(CHECK YOUR UNDERSTANDING)
1: Using the text on gut bacteria and weight loss, decide whether each statement agrees with it. Answer yes or no and quote the words that decide it.
(a) Most gut bacteria are found in the large intestines.
(b) The twin study looked at 77 pairs of twins.
(c) The larger twin had more variations of bacteria than the other twin.
2: In the text on gut bacteria and weight loss, turn the paragraph beginning "Research on the subject has found" into a short list that keeps its main facts.
3: Extend the text on gut bacteria and weight loss beyond its last paragraph.

As odd as it sounds, recent animal and human studies have suggested that your gut bacteria could be the reason why you’re not losing weight.
For years we all thought that gut bacteria contributed very little to one’s health but new studies are shedding light on their importance to weight loss, overall health and their role in the fight against the obesity epidemic.
The Importance of Gut Bacteria in Weight Loss
Most of our gut bacteria can be found in our large intestines. Some of these are harmful while some are beneficial.
Research on the subject has found that there are two main groups of beneficial bacteria - bacteroidetes and firmicutes. Both animal and human studies have found that obese people tend to have different gut bacteria compared to normal-weight people.
One study looked into the gut bacteria of 77 pairs of twins; with one twin being obese and the other of normal weight. Researchers found that the larger twin had different gut bacteria with fewer variations of bacteria than the other twin.

(STORED DATA)
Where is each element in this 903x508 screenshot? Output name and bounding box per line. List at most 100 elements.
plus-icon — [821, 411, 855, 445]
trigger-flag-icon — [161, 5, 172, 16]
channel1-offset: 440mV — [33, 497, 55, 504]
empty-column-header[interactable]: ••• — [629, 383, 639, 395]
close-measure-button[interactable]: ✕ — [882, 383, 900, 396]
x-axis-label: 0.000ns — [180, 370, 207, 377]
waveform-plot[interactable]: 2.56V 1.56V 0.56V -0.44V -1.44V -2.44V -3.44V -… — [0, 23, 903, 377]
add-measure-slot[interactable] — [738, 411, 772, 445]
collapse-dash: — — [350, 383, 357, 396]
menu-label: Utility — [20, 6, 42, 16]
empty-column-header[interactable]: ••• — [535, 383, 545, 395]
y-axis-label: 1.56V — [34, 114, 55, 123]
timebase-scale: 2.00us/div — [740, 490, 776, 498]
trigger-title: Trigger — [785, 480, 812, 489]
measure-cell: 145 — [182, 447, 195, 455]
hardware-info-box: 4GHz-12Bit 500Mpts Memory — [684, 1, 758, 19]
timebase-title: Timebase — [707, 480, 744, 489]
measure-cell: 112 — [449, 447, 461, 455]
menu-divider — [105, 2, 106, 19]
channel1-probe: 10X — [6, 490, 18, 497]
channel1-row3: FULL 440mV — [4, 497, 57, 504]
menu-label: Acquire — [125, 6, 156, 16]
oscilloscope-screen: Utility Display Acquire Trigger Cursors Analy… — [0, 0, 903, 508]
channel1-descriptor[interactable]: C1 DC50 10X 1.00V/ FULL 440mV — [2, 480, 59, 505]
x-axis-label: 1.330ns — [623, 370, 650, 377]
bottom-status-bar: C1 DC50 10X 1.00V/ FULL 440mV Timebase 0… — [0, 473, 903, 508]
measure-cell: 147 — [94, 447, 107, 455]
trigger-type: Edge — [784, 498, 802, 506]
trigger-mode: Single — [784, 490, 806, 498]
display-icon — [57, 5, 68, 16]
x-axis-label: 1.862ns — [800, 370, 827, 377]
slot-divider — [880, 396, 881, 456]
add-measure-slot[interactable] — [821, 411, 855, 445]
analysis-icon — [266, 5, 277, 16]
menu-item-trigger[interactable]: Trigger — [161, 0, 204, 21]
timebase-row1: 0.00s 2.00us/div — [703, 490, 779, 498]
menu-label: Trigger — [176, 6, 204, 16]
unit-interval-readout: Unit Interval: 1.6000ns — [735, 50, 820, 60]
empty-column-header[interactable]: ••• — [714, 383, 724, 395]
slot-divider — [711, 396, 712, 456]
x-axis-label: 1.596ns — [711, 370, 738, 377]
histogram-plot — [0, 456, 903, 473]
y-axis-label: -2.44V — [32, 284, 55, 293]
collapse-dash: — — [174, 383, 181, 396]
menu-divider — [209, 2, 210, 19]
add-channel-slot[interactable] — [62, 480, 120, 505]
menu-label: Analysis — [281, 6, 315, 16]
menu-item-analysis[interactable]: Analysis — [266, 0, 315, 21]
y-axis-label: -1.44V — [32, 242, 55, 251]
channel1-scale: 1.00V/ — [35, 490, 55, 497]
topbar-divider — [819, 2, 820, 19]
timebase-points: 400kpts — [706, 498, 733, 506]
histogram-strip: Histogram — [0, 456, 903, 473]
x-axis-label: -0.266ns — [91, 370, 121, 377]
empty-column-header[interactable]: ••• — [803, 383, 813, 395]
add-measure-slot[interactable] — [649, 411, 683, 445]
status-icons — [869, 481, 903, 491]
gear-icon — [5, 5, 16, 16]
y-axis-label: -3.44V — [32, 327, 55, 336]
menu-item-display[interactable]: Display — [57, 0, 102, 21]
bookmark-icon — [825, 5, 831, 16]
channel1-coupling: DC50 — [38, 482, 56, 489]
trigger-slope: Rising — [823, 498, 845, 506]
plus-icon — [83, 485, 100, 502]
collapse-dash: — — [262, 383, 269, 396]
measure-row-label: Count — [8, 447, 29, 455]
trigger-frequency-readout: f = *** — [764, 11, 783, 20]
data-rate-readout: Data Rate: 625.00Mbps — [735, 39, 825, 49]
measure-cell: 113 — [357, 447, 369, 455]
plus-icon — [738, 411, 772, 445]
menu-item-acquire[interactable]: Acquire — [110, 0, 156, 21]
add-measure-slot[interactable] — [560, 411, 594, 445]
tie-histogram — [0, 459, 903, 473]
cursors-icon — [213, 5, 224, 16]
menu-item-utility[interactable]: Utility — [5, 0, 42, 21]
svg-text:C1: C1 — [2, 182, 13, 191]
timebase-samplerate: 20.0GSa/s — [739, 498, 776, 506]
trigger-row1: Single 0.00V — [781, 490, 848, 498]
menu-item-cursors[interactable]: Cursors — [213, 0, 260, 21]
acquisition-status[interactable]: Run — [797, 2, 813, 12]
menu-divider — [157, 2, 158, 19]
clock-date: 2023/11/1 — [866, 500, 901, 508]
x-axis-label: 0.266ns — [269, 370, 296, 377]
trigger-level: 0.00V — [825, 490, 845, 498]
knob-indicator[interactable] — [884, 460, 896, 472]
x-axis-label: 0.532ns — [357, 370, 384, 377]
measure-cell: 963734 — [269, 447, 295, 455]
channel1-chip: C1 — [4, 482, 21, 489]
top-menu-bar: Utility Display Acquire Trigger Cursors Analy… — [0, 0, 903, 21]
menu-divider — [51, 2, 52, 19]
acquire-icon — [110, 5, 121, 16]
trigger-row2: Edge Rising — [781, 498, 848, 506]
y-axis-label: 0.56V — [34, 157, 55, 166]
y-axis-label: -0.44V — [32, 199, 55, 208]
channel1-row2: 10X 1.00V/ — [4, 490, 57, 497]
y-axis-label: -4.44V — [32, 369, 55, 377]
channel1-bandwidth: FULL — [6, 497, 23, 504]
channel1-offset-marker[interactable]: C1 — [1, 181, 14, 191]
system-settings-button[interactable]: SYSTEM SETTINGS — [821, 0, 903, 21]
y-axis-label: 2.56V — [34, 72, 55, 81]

(RESPONSES TO THE TASKS)
1:
(a) Yes: "Most of our gut bacteria can be found in our large intestines."
(b) Yes: "One study looked into the gut bacteria of 77 pairs of twins"
(c) No: "fewer variations of bacteria than the other twin"

2:
- There are two main groups of beneficial bacteria: bacteroidetes and firmicutes.
- Animal and human studies have found that obese people tend to have different gut bacteria from normal-weight people.

3:
Since bacteria line our small and large intestines, they come in contact with food. This may affect the way nutrients are absorbed and even how energy is stored in the body.
A study from the Mayo Clinic suggests that gut bacteria from people who are having a hard time losing weight could be due to the fact that their gut bacteria are better at using carbohydrates. Normally this would be ideal, but not for someone hoping to lose weight. They found that people who were successful in weight loss had higher amounts of a bacterium called Phascolarctobacterium. Those who were unsuccessful had higher amounts of a bacterium called Dialister (a type of Firmicutes bacteria).
Another study from the Lund University in Sweden discovered a link between gut bacteria and obesity. Researchers analyzed blood plasma and stool samples from 674 participants and found that certain amino acids in blood could be connected to both obesity and gut bacteria.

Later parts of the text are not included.